======== ENTRIES SUPPLIED
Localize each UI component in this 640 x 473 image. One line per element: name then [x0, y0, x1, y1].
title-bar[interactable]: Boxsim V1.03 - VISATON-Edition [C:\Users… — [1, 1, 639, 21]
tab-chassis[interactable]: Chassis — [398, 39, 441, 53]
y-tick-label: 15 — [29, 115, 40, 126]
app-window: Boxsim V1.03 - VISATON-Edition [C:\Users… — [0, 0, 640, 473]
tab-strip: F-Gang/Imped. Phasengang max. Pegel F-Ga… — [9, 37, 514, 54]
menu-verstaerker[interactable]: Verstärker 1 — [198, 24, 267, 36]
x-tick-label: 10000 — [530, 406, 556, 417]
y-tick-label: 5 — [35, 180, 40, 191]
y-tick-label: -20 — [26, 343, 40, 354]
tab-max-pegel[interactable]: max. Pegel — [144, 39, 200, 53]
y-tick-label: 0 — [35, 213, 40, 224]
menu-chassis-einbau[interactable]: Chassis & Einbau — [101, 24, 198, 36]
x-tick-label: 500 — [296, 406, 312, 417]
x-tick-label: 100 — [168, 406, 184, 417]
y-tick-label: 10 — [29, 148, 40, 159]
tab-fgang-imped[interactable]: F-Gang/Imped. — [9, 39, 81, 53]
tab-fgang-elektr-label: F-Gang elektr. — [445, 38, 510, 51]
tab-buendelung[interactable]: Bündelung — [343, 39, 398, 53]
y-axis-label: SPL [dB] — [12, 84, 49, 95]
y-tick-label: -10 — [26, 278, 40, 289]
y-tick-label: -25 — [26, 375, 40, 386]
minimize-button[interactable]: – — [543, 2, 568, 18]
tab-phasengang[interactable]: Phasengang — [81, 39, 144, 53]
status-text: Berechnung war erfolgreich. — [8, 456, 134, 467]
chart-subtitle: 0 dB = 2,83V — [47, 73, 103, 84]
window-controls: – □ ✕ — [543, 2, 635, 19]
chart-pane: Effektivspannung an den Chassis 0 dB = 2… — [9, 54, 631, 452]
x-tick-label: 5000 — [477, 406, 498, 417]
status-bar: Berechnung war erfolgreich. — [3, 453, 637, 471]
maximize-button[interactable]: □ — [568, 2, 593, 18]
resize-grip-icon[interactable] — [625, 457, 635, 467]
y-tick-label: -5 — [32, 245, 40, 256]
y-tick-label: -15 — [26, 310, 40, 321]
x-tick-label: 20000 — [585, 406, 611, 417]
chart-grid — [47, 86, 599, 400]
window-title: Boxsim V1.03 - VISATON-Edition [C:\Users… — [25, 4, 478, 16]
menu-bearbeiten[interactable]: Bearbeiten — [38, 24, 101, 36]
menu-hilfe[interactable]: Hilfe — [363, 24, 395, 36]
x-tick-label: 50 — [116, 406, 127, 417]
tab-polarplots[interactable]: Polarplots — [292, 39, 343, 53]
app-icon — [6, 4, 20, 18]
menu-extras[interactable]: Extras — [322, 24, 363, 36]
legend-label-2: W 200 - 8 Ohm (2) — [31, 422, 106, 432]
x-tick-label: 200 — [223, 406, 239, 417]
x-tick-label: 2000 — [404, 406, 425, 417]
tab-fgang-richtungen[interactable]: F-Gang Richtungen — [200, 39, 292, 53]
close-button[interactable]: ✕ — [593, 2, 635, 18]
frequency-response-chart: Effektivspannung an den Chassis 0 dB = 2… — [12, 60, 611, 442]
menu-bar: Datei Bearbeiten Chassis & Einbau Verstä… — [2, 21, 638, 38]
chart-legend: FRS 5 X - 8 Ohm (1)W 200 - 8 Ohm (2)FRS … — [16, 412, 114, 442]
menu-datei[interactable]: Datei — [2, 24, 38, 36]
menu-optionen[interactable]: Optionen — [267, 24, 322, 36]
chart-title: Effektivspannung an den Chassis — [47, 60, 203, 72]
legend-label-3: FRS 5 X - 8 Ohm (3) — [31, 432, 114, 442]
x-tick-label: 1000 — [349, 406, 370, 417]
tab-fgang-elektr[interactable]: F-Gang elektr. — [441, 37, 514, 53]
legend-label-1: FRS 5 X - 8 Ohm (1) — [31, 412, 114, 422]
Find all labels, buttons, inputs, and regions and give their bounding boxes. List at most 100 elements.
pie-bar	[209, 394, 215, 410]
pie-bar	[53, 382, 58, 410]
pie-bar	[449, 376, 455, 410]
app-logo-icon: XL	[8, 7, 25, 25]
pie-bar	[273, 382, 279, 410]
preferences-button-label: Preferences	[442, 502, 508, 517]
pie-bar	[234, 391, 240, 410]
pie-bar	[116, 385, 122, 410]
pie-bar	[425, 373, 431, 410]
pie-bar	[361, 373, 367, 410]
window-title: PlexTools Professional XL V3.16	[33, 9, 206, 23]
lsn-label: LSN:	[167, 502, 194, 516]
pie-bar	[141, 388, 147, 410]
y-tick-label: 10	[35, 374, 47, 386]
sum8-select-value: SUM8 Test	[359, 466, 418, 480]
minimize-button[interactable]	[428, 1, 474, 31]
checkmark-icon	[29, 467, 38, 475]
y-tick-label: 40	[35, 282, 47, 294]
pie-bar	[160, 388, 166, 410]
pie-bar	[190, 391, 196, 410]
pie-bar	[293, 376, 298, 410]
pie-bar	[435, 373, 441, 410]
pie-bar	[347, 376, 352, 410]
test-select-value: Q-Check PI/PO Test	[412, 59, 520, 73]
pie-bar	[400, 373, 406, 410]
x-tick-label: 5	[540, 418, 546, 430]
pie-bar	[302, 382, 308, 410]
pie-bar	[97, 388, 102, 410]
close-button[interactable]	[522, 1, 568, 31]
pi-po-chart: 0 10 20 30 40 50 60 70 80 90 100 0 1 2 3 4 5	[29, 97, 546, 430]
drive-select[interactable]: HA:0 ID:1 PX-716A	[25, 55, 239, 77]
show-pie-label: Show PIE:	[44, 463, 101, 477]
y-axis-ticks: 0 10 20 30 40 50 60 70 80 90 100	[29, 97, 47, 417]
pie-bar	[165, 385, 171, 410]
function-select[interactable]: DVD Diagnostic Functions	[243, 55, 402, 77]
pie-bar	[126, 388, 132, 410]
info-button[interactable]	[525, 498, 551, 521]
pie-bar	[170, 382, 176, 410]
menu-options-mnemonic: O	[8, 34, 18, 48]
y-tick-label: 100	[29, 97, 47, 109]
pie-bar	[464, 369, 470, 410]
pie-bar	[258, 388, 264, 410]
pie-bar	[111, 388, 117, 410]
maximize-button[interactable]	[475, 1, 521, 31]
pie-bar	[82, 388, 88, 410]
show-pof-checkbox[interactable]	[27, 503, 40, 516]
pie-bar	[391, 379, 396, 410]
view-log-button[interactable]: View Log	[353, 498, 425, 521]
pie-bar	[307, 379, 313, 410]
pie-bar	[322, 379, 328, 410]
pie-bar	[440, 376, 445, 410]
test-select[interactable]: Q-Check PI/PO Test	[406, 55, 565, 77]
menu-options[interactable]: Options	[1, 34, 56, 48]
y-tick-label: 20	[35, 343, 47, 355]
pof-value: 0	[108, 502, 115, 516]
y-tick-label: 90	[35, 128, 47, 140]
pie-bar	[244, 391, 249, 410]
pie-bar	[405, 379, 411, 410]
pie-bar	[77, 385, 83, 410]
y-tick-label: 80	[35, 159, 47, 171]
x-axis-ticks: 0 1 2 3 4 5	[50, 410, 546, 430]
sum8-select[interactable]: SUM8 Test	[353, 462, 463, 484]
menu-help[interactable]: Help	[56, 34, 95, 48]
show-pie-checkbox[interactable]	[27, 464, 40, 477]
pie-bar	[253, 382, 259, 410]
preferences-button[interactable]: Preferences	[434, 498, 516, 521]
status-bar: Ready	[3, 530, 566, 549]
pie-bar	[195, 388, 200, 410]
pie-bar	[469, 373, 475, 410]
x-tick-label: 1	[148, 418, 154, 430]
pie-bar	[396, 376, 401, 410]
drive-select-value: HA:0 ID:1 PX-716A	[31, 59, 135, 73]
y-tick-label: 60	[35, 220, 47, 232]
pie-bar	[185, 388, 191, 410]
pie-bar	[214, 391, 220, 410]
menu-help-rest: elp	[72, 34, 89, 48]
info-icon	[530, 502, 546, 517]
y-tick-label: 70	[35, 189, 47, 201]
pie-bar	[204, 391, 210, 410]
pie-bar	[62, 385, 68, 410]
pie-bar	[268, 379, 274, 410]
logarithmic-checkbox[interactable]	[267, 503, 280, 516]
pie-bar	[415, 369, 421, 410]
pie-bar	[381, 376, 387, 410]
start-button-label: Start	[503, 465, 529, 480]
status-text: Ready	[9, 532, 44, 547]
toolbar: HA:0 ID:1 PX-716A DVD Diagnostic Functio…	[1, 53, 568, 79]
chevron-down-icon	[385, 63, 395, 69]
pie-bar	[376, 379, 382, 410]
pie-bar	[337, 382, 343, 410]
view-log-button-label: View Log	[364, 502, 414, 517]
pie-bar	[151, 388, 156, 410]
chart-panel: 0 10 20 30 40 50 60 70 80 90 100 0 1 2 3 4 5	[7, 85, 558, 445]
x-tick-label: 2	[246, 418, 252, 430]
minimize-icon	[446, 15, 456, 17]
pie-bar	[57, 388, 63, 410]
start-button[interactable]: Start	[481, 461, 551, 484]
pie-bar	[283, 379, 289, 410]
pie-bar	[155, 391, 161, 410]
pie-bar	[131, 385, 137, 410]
================
--- TASK BRIEF ---
Reproduce the rows verbatim, from the first line at the top through the line containing "app-window: Boxsim V1.03", including both of those lines.

--- SOLUTION ---
Localize each UI component in this 640 x 473 image. One line per element: name then [x0, y0, x1, y1].
title-bar[interactable]: Boxsim V1.03 - VISATON-Edition [C:\Users… — [1, 1, 639, 21]
tab-chassis[interactable]: Chassis — [398, 39, 441, 53]
y-tick-label: 15 — [29, 115, 40, 126]
app-window: Boxsim V1.03 - VISATON-Edition [C:\Users… — [0, 0, 640, 473]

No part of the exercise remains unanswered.